_WHAT TO PRODUCE_
Below is a text on speech spectrograms. Turn its paragraph that starts "Recall that speech is nonstationary" into a short bulleted list that keeps its main facts.

_SELECTED TEXT_
One great advantage of representing speech as spectrograms is that it enables us to visually analyze and classify speech segments. Below are two speech segments for the word two and one speech segment for the word one, spoken by the same speaker. We can tell that the segments in Figure 1 and 2 are visually similar and are quite different from the one in Figure 3. In this post, we will formalize this intuition.

Figure 1. An example speech segment of the word two.
Figure 2. Another example speech segment of the word two spoken by the same speaker in the speech in Figure 1.
Figure 3. An example speech segment of the word one spoken by the same speaker in the speech in Figure 1.

Spectral Distortion

Recall that speech is nonstationary, meaning that its content changes over time. It we take a closer look at the speech segment in Figure 1, we can see several distinct regions, for example, the silence at the beginning and the end, the first phone [t], and the second phone [u]. To see the difference of these distinct regions, the same speech segment is shown in Figure 4 with more details. In particular, if we take slices of the spectrogram, often called spectra or frames, we can see that at time 0.1s, 0.25s, and 0.35s (shown in Figure 4) are significantly different from each other.

Figure 4. The spectrogram in Figure 1 annotated. The phones are annotated at the top of the spectrogram. The vertical lines show where we take spectral slices, and the spectra are shown in Figure 4.
Figure 5. The spectra of the corresponding time points in Figure 4.

_LISTED RECORDS_
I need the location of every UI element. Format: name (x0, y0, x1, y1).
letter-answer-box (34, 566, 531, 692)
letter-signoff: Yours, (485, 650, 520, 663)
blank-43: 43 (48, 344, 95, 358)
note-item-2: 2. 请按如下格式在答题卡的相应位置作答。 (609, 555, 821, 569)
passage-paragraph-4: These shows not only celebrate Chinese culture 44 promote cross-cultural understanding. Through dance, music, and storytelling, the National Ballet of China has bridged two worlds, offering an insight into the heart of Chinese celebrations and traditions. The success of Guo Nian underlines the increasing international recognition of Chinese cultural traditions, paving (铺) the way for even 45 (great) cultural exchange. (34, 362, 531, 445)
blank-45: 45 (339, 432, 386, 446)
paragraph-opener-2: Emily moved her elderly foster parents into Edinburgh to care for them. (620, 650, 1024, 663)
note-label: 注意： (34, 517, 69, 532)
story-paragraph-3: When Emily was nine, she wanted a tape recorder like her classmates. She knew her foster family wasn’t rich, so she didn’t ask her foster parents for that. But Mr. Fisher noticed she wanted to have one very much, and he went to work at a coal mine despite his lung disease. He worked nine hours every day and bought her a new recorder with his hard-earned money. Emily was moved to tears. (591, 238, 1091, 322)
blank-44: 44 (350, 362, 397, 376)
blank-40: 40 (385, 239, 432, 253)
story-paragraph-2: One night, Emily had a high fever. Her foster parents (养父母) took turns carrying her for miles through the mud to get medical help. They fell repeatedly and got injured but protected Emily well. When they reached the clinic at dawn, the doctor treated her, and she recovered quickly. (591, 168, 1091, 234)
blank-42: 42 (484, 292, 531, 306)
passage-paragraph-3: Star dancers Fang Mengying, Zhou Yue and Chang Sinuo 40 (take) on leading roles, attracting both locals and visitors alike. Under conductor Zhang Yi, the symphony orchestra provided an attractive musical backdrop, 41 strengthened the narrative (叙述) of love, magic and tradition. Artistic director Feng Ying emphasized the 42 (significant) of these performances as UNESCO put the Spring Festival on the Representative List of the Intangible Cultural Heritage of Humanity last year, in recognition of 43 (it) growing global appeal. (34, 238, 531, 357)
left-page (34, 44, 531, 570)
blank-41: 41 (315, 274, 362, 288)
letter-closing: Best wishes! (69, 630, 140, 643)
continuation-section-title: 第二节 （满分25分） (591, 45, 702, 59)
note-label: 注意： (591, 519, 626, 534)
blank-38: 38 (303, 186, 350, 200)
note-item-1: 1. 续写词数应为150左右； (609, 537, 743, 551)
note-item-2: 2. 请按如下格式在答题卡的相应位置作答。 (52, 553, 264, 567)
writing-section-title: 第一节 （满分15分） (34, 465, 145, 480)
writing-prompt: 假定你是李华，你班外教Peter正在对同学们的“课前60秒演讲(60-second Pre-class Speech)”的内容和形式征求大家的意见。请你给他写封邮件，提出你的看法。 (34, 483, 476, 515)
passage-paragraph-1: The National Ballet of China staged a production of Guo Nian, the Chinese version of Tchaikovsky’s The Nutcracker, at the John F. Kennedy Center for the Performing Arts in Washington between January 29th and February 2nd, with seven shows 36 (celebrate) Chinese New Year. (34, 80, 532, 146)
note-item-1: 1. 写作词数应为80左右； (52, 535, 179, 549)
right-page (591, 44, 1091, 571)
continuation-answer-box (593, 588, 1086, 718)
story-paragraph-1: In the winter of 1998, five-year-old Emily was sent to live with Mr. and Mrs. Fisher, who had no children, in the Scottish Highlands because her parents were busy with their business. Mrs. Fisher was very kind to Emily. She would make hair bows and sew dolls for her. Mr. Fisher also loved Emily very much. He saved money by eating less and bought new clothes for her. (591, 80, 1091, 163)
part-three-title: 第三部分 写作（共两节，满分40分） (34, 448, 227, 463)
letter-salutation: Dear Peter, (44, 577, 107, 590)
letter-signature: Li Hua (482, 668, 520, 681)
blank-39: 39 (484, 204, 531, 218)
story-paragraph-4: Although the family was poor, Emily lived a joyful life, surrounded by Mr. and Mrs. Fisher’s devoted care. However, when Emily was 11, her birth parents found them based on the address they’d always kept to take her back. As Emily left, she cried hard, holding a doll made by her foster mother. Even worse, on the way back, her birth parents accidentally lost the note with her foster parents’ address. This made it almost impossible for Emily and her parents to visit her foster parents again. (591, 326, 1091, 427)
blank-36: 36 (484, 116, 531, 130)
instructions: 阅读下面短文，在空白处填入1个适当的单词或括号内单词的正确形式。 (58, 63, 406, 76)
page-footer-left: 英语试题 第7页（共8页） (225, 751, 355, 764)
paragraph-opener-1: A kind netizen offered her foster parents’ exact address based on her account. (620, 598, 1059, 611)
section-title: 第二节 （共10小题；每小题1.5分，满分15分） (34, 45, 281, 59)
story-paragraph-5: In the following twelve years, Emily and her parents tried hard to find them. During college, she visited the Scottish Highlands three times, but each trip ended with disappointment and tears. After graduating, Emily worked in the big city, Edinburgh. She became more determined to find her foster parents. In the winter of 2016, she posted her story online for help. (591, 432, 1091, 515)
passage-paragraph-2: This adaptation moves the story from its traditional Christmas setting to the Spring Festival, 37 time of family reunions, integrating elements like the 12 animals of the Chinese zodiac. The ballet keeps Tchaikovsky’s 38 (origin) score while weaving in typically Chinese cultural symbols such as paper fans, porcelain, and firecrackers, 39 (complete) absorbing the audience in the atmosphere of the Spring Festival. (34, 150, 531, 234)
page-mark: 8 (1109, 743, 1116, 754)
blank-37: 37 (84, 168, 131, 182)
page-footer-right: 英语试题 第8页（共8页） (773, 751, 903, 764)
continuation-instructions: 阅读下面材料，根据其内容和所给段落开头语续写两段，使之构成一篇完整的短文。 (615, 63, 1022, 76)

_TASK ANSWER_
- Speech is nonstationary, which means its content changes over time.
- The segment in Figure 1 has distinct regions: silence at the beginning and end, the first phone [t], and the second phone [u].
- Figure 4 shows the same segment in more detail.
- Slices of the spectrogram, called spectra or frames, taken at 0.1s, 0.25s, and 0.35s differ significantly from each other.